- _Texte fourni_:
Nous dirions donc que, plutôt qu’à une « nouvelle page dans l’histoire du terrorisme international », nous sommes conviés avec cette affaire de drones attaquant les bases russes à la lecture d’une “nouvelle page” de la pseudo-“stratégie du chaos” de cette très-très-grande puissance. On peut à cette occasion, faire plusieurs remarques remontant aux origines de l’actuelle séquence (depuis 9/11), étant bien entendu que la connivence avec les terrorismes de tous poils remonte bien au-delà du 11 septembre, notamment dans l’histoire de la CIA parmi les divers services disponibles de la très-très-grande puissance pour ses entreprises.
Il est acquis aujourd’hui, par la narrative qui fut écrite après coup, que la “stratégie” déclenchée par 9/11 était bien celle d’une remise “en ordre” du monde, essentiellement du Moyen-Orient pour commencer. Les tenants de cette thèse s’appuient, notamment sur une vidéo fameuse du général Clark (en visite au Pentagone quelques jours après l’attaque) dont nous jugeons évidemment, – il suffit de bien suivre ce qui est dit, – qu’elle nous signifie exactement le contraire, savoir qu’il n’y avait strictement aucune stratégie au soir du 11 septembre et dans les jours qui suivirent, et les semaines etc. Qu’importe, les neocons s’employèrent, après-coup comme c’est leur spécialité, à donner a posteriori du sens à ce qui n’en avait aucun.
La “stratégie du chaos” fut donc développée parce qu’“il fallait bien faire quelque chose”, entraînant destruction sur destruction, et saccageant en fait des domaines sur lesquels les USA exerçaient une influence incontestable qu’ils gaspillèrent à grandes enjambées, pour la gloriole de la destruction et la fortune habituelle de leurs marchands de canon (“stratégie du chaos” ou pas, cette fortune était assurée). Le chaos qu’ils créèrent ainsi l’étaient essentiellement sur les domaines qu’ils contrôlaient, jusqu’à se mettre en position vulnérable et à voir effectivement cette influence entrer dans une phase d’érosion fatale à partir d’août-septembre 2013 et la reculade d’Obama devant la perspective d’une attaque de la Syrie.

- _Entrées listées_:
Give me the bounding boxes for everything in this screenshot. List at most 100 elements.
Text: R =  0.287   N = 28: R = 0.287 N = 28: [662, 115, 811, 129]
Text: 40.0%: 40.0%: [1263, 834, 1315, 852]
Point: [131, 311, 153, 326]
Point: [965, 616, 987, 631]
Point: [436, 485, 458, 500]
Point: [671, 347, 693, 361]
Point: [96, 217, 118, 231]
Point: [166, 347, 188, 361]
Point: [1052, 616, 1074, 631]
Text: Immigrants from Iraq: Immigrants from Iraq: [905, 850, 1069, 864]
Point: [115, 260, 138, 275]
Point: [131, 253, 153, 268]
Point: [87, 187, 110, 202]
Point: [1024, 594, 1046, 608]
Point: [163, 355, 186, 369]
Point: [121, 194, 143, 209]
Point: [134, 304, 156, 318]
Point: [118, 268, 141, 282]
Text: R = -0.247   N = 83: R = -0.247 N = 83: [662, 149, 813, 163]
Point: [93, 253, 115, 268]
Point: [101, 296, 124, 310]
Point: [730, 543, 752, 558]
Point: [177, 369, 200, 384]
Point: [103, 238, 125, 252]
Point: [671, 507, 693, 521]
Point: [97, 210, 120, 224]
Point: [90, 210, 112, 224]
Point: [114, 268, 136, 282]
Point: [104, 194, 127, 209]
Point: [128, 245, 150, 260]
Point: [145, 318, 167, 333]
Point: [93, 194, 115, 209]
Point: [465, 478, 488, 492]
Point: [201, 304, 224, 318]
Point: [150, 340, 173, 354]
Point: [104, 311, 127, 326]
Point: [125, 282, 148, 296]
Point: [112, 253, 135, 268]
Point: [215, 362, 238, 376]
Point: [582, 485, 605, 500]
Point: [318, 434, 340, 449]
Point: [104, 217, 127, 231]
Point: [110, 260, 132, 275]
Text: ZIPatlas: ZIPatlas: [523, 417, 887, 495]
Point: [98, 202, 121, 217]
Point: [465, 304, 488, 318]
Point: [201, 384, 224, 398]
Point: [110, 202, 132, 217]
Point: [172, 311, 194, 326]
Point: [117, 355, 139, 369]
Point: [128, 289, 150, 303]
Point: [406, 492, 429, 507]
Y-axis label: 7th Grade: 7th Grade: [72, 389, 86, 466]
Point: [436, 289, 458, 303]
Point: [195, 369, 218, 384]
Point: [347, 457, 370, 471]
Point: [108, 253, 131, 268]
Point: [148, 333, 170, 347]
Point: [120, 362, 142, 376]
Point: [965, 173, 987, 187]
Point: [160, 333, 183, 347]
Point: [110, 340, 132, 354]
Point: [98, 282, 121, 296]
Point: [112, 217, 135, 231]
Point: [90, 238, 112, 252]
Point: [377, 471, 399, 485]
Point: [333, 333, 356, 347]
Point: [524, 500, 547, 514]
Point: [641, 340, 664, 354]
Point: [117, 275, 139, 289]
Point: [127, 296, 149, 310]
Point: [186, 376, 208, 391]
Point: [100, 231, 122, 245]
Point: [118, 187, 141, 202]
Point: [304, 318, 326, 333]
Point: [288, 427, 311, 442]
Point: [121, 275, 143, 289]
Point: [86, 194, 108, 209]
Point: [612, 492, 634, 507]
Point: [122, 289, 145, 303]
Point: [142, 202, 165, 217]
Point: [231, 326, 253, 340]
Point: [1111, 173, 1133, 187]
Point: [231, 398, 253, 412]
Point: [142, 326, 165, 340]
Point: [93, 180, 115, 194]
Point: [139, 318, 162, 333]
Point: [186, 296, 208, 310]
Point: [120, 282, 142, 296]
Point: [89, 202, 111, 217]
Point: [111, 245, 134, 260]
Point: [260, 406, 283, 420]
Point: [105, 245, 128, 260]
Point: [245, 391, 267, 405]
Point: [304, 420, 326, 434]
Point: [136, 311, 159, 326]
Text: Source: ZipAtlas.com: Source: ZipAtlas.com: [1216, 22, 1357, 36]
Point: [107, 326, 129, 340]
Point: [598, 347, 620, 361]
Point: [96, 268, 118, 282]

- _Consignes_:
1) Recopiez à l'identique les lignes de la liste, depuis son début jusqu'à la ligne contenant « Point: [97, 210, 120, 224] », celle-ci comprise.
2) Prolongez le texte fourni sur la « stratégie du chaos » des États-Unis, à la suite de sa dernière phrase.

- _Résultats_:
1)
Give me the bounding boxes for everything in this screenshot. List at most 100 elements.
Text: R =  0.287   N = 28: R = 0.287 N = 28: [662, 115, 811, 129]
Text: 40.0%: 40.0%: [1263, 834, 1315, 852]
Point: [131, 311, 153, 326]
Point: [965, 616, 987, 631]
Point: [436, 485, 458, 500]
Point: [671, 347, 693, 361]
Point: [96, 217, 118, 231]
Point: [166, 347, 188, 361]
Point: [1052, 616, 1074, 631]
Text: Immigrants from Iraq: Immigrants from Iraq: [905, 850, 1069, 864]
Point: [115, 260, 138, 275]
Point: [131, 253, 153, 268]
Point: [87, 187, 110, 202]
Point: [1024, 594, 1046, 608]
Point: [163, 355, 186, 369]
Point: [121, 194, 143, 209]
Point: [134, 304, 156, 318]
Point: [118, 268, 141, 282]
Text: R = -0.247   N = 83: R = -0.247 N = 83: [662, 149, 813, 163]
Point: [93, 253, 115, 268]
Point: [101, 296, 124, 310]
Point: [730, 543, 752, 558]
Point: [177, 369, 200, 384]
Point: [103, 238, 125, 252]
Point: [671, 507, 693, 521]
Point: [97, 210, 120, 224]

2)
Cette décision d’Obama d’août-septembre 2013 était sensée, mais comme toute la stratégie US était invertie, elle agit comme un accélérateur de cette inversion. C’est à partir de ce tournant que les USA, qui avaient déjà une activité soutenue dans ce domaine, se lancèrent à corps perdu dans le soutien aux divers composants du terrorisme, pour tenter de le manipuler contre des adversaires qu’ils s’étaient eux-mêmes créés (l’Iran, la Syrie et la Russie ne demandaient, autour de 2001, qu’à coopérer avec les USA, en acceptant plus ou moins leur influence dominante par le biais de la globalisation américanisée).
C’est de ce point de vue que l’utilisation massive des drones pour la première fois par des terroristes sortis des grandes universités et des instituts secrets de la CIA, avec l’aide affectueuse d’un P-8 de renseignement et de contrôle de l’US Navy, constitue “une nouvelle page”. C’est de ce point de vue que l’on comprend que la “stratégie du chaos” a enfin un sens : tenter de dissimuler la déroute des USA en tentant de frapper indirectement ceux (les Russes) qui les ont remplacés ; tenter d’instaurer un chaos-nouveau, un “chaos de défense”, sur la situation de chaos qu’ils ont eux-mêmes provoquée.
L’apparition des drones terroristes dont nul ne peut ignorer la provenance suggère elle-même des effets potentiels importants, notamment pour notre décompte, de trois ordres :
• La mise en évidence de plus en complète de la duplicité des USA, – déjà évidente dans diverses opérations, notamment à partir de la création de Daesh ; cette fois avec des systèmes d’armes offensifs dont les Russes notamment on beau jeu d’annoncer qu’ils constituent un tournant opérationnel stratégique de grande importance.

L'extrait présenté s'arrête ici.